[ASSIGNMENT]:
Reproduce each line from the records that holds "depression".

─── RECORDS PROVIDED ───

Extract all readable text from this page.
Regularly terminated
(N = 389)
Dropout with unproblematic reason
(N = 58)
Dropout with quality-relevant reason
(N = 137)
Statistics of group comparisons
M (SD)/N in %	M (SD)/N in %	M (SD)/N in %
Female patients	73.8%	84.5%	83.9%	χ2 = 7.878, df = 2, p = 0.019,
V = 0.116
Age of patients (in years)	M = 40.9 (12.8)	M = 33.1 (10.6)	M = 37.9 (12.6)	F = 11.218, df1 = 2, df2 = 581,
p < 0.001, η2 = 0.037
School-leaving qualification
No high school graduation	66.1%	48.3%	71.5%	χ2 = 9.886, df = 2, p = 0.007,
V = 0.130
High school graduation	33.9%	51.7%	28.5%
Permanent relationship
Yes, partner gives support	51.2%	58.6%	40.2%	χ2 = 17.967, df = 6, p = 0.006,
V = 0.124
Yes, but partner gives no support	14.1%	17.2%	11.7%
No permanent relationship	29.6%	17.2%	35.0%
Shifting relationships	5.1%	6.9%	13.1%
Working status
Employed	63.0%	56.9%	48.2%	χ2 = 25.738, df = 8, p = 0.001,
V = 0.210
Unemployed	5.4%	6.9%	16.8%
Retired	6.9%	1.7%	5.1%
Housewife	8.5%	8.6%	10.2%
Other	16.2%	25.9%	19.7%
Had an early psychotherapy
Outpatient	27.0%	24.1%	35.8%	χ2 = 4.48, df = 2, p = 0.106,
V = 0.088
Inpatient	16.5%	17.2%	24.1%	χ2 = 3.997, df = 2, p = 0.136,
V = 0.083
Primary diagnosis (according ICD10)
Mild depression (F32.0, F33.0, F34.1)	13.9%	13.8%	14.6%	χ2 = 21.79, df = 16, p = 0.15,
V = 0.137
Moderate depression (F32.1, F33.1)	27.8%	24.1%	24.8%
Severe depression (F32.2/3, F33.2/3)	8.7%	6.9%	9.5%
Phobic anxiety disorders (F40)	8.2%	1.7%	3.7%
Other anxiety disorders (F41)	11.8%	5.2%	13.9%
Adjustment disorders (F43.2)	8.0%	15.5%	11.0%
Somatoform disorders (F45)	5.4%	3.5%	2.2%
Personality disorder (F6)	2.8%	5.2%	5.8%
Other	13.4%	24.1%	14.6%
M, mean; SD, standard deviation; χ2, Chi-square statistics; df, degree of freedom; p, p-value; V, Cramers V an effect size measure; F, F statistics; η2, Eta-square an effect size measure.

───

[WRITTEN RESPONSE]:
Mild depression (F32.0, F33.0, F34.1)	13.9%	13.8%	14.6%	χ2 = 21.79, df = 16, p = 0.15,
Moderate depression (F32.1, F33.1)	27.8%	24.1%	24.8%
Severe depression (F32.2/3, F33.2/3)	8.7%	6.9%	9.5%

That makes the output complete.